**Page text:**
▬▬▬

For all the support voiced for rebalancing streets and prioritizing walking, biking and transit, actual progress in making our streets safer and less auto-centric has inched along, with resistance to taking bolder steps due in part to the continued lack of better transit options to make driving — and street parking — less of a necessity and entitlement. A bright spot was the addition of bus priority lanes on sections of outer Mt. Auburn Street and South Mass Ave. However, the unwillingness to crack down on scofflaw parking by tow trucks in order to create protected lanes on about 500 feet along Webster Avenue to connect to protected lanes in Somerville shows how much of an uphill ride we have ahead.
Trees: The Council’s 2018-19 word cloud also would see “trees” growing in prominence over prior terms, a positive development I am proud to have helped advance. The Urban Forest Master Plan Task Force (initiated by the Council in 2017) finally began meeting in June 2018, just as the most recent LIDAR survey of our tree canopy revealed steep and disturbing losses. The task force dug deeply into the historical data and climate forecasts and released a sobering report at the end of 2019 with recommendations for aggressive tree planting and suggestions for strengthening the Tree Protection Ordinance. As an interim measure we succeeded in imposing a one-year moratorium on removing larger healthy trees on private property; it expires in early 2020, and the next Council should extend it until the task force’s suggestions can be implemented.
Greater public awareness of the extent of canopy loss and the importance of trees in mitigating the urban heat island impacts of climate change made tree-planting the top vote-getter in Participatory Budgeting in both 2018 and 2019. Still, we continued to permit the removal of healthy mature trees for a variety of reasons, mostly connected to development and street reconstructions. The removal of the Harvard Divinity School Oak caused an uproar on a quiet campus, and the tragic loss of a century-old oak on Gore Street when a utility contractor accidentally severed its roots reminded us that urban trees too often become collateral damage in a growing city.
Legislative Scorecard: The Ordinance Committee met over 40 times in 2019 alone, which may be some kind of record (the committee met 9 times in 2018, 29 times in 2017, and 18 times in 2016). After months of hearings and many revisions, New England Development finally succeeded in garnering 6 votes (though not mine) in support of transforming the CambridgeSide mall into a taller, denser mixed-use complex. We also passed a precedent-setting Surveillance Technology Ordinance and approved the creation of the Central Square Business Improvement District.

▬▬▬

**Excerpted data:**
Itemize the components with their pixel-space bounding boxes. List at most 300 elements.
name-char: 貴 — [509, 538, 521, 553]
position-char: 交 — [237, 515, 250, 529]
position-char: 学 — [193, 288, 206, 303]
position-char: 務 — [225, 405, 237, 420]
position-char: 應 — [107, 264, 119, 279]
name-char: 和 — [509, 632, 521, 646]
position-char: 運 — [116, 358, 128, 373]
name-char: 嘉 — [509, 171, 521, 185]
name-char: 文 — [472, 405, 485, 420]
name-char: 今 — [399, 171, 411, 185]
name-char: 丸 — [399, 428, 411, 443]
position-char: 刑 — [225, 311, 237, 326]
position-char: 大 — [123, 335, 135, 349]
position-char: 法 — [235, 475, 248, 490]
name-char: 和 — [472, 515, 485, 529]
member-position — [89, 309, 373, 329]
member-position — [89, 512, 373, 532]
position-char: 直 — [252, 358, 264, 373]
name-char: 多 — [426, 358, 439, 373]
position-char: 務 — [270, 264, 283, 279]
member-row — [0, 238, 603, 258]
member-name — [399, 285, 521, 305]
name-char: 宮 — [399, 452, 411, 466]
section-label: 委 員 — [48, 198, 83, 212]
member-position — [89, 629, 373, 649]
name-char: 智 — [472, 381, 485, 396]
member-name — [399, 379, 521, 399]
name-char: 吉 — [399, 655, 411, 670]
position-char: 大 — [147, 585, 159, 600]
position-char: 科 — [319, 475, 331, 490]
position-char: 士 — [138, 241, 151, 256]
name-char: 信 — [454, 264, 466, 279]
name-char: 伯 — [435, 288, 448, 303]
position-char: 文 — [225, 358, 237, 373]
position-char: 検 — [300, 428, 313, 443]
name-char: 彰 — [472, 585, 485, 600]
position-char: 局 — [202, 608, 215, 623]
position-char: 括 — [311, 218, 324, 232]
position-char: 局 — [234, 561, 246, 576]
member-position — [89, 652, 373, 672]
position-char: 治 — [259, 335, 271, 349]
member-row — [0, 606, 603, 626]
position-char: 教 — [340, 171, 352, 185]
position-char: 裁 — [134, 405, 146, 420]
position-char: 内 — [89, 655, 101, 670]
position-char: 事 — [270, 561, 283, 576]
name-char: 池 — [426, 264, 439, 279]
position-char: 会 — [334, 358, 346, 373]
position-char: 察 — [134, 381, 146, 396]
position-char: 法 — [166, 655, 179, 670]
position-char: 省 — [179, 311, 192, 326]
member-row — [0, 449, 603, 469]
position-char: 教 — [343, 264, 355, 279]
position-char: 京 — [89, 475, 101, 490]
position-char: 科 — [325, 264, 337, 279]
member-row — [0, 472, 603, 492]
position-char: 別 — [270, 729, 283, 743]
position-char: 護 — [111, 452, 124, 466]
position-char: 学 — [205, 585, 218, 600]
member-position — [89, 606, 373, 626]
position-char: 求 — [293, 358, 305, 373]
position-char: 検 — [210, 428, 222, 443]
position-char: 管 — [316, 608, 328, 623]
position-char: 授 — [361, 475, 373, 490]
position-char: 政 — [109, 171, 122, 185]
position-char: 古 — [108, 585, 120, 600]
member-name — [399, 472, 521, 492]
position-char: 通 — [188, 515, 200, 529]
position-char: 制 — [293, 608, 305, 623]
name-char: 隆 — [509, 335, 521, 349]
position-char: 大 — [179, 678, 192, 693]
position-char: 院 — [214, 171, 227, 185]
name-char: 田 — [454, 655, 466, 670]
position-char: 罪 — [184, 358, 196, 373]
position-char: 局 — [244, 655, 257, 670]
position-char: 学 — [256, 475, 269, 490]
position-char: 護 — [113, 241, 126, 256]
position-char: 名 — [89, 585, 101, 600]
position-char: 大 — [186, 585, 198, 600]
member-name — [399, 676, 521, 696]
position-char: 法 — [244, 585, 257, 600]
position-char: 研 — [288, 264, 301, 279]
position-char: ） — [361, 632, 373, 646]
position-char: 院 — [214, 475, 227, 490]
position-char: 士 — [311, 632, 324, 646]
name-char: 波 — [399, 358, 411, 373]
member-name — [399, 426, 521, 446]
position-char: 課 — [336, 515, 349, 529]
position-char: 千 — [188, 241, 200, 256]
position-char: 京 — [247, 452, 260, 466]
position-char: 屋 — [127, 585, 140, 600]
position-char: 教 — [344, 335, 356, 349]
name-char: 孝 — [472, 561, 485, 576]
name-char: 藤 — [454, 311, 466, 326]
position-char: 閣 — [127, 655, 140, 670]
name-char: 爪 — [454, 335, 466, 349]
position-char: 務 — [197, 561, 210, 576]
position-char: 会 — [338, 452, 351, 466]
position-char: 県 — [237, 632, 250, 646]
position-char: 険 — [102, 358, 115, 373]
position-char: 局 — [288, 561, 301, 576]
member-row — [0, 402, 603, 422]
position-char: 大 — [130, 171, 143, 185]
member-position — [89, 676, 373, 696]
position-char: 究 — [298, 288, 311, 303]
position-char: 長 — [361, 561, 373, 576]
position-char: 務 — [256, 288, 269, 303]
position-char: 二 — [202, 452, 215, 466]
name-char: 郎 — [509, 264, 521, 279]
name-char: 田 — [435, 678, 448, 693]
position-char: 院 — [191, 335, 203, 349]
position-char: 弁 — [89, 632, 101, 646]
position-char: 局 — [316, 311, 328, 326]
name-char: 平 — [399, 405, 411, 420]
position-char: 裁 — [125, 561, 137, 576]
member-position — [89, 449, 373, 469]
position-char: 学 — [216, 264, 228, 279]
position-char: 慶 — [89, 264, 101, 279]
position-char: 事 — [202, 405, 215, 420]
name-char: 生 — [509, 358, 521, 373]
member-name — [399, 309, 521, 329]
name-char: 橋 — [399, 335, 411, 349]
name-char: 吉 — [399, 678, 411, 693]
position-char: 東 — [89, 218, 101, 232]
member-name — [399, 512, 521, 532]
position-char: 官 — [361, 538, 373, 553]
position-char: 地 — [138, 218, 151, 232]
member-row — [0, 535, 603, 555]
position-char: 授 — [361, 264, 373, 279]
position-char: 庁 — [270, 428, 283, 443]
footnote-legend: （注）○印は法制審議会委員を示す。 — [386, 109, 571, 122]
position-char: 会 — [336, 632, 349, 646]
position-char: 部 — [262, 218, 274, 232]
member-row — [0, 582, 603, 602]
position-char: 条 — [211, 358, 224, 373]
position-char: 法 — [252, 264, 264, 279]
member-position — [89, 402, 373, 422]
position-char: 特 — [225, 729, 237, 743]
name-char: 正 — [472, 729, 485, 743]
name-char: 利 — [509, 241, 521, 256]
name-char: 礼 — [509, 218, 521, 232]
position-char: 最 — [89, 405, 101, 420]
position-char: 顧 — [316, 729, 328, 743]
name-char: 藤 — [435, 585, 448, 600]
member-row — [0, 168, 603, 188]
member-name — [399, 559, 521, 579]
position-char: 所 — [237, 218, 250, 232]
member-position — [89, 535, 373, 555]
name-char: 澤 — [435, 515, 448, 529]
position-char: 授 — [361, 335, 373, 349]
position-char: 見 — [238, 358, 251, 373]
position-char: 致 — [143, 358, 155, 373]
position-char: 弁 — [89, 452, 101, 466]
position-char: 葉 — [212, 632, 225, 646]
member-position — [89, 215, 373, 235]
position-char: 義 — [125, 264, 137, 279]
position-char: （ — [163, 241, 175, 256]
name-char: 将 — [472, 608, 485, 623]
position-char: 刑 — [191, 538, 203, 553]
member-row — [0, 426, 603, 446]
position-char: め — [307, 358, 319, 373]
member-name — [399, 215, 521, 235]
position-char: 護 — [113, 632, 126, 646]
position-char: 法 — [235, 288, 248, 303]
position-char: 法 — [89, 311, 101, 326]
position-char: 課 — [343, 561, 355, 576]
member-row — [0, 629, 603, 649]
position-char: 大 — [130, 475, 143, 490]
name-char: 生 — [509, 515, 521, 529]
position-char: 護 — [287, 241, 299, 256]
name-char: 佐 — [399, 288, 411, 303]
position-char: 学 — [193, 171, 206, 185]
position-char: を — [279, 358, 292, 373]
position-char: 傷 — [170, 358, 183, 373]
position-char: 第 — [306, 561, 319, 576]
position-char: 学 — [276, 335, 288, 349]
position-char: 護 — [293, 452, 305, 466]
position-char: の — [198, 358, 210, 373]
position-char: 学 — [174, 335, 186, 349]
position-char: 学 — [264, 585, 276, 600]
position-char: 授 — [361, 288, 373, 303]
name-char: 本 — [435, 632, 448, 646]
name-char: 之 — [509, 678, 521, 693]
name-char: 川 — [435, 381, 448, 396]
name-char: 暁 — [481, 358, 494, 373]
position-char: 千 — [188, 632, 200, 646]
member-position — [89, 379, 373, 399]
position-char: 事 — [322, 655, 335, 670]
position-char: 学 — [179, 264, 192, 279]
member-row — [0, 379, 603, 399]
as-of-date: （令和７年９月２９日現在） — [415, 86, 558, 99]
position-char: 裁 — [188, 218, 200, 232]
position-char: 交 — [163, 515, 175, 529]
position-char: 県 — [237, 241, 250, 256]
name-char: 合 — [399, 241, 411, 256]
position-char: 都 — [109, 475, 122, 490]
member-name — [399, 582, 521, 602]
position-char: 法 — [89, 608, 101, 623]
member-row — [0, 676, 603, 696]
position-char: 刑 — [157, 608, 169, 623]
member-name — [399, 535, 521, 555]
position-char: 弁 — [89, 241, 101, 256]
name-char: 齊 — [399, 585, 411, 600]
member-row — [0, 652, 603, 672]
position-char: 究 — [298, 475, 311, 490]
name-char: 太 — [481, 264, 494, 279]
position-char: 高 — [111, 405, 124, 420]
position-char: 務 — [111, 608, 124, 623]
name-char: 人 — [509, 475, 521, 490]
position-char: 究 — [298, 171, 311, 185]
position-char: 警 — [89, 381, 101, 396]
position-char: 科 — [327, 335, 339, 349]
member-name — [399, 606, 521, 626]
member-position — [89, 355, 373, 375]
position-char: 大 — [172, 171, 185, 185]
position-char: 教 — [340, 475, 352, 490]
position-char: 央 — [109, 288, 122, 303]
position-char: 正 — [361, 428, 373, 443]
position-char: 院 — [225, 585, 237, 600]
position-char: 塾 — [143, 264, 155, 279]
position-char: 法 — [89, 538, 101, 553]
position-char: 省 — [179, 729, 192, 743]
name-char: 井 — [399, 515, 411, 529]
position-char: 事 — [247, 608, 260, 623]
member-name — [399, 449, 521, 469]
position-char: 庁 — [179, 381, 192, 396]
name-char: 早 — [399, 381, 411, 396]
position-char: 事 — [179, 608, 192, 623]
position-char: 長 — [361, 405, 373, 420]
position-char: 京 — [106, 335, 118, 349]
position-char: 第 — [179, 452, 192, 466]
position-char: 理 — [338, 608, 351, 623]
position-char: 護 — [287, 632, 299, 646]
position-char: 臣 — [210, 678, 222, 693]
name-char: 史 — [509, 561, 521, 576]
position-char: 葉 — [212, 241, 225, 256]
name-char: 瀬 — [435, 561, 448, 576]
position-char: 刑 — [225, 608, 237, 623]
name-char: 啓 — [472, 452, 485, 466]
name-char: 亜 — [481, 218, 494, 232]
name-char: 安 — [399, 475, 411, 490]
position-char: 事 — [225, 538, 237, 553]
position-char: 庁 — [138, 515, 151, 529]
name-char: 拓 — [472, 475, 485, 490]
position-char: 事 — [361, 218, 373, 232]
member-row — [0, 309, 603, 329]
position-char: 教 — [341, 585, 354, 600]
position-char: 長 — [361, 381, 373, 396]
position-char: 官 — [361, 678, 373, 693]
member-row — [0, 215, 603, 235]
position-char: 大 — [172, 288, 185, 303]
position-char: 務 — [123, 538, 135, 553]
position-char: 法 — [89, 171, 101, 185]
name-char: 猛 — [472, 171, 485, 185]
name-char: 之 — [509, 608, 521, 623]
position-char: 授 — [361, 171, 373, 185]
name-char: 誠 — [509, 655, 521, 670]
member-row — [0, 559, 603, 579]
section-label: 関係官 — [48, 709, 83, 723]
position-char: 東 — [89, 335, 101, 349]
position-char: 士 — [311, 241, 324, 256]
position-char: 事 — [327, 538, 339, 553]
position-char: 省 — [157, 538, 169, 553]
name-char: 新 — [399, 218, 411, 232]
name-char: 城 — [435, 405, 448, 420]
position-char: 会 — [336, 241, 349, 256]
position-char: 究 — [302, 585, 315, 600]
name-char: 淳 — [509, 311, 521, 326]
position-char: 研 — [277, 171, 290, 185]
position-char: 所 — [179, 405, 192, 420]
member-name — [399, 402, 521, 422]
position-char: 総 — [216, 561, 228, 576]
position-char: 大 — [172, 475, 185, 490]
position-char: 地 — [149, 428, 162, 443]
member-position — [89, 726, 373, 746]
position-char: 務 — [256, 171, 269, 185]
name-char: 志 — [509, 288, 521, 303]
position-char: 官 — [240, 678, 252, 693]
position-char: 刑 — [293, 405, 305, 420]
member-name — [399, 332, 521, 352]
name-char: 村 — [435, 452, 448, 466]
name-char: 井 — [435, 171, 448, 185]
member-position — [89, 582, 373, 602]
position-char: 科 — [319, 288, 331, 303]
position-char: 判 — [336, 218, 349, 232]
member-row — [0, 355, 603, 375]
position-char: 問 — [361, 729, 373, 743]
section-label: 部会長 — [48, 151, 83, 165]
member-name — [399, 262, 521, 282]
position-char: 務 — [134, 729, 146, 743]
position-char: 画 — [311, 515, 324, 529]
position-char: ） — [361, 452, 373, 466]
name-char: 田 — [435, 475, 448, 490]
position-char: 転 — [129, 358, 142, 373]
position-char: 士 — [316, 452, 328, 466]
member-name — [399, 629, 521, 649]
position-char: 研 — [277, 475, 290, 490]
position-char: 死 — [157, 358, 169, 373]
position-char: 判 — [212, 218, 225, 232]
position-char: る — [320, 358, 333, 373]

▬▬▬

**Work request 1:** According to the council review, how many times did the Ordinance Committee meet in 2017?
**Work request 2:** List every street or avenue named in the council review.
**Work request 3:** Reproduce word for word the part of the council review that opens with the words containing "For all the" and closes with "we have ahead.".

**Exercise response 1:** 29 times.

**Exercise response 2:**
Mt. Auburn Street
South Mass Ave
Webster Avenue
Gore Street

**Exercise response 3:**
For all the support voiced for rebalancing streets and prioritizing walking, biking and transit, actual progress in making our streets safer and less auto-centric has inched along, with resistance to taking bolder steps due in part to the continued lack of better transit options to make driving — and street parking — less of a necessity and entitlement. A bright spot was the addition of bus priority lanes on sections of outer Mt. Auburn Street and South Mass Ave. However, the unwillingness to crack down on scofflaw parking by tow trucks in order to create protected lanes on about 500 feet along Webster Avenue to connect to protected lanes in Somerville shows how much of an uphill ride we have ahead.